▶ **CONSIGNE**: D'après l'extrait du texte sur le témoignage de Lazare Silbermann, de quel pays cet engagé volontaire était-il réfugié ?

▶ **EXTRAIT DU TEXTE**:

────

L'HISTOIRE DE LA LÉGION ÉTRANGÈRE

1914-1918

TÉMOIGNAGE : LAZARE SILBERMANN

Lettre de Lazare Silbermann, réfugié roumain d’origine juive, engagé volontaire en 1914 parce qu’il veut s’acquitter d’une dette qu’il considère comme essentielle vis-à-vis de son pays d’accueil. Cet homme rentrera de la guerre mais mourra dans les années 20 terriblement affaibli par les privations et les souffrances endurées pendant 4 ans. Son épouse Sally sera déportée et exterminée vingt-deux ans plus tard malgré le passé de son époux…
Cette lettre qui devait être ouverte en cas de décès de Lazare Silbermann ne le fut pas avant son retour. Elle démontre bien la volonté de ces «français d’adoption» de défendre ce pays qui les avaient accueillis et qui leur avaient permis de reconstruire des vies.

«Paris, le 7 août 1914

Ma chère Sally,
Avant de partir faire mon devoir envers notre pays d’adoption, la France que nous n’avions jamais eu à nous plaindre, il est de mon devoir de te faire quelques recommandations car je ne sais pas si je reviendrai.

────

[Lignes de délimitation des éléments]

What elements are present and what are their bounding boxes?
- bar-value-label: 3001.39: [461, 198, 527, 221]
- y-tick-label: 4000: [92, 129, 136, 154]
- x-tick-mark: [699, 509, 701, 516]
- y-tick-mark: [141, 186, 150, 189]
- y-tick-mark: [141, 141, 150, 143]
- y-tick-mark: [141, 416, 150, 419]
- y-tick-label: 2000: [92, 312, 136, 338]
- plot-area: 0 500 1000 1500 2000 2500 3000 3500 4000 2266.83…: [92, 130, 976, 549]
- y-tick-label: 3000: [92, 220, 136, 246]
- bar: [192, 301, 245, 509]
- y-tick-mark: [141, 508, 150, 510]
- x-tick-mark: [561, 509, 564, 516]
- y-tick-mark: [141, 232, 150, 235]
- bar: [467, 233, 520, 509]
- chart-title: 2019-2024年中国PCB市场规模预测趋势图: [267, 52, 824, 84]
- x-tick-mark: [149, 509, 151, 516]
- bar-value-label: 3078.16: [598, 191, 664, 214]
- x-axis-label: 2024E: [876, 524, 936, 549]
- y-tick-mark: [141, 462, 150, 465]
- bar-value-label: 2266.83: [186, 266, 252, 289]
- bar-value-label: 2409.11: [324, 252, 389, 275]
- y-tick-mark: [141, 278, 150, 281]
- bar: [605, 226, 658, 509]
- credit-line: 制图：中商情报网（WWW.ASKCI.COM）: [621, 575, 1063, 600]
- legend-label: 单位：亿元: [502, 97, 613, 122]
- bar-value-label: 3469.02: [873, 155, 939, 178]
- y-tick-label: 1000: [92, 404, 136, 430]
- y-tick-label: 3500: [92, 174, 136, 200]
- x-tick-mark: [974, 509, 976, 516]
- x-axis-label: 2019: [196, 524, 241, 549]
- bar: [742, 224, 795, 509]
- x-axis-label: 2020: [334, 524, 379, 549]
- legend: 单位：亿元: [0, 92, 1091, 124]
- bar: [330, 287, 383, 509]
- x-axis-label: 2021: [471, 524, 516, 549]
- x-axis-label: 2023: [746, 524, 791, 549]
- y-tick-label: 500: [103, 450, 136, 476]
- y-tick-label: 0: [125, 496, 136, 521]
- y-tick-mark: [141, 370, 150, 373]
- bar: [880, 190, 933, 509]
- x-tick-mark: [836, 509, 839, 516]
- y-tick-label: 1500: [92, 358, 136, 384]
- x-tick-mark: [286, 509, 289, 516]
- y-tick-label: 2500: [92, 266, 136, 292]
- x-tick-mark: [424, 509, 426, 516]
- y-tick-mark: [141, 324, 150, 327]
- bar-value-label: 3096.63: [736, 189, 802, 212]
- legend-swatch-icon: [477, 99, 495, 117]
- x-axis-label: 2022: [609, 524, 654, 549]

────

▶ **RÉPONSE ATTENDUE**: Il était réfugié roumain.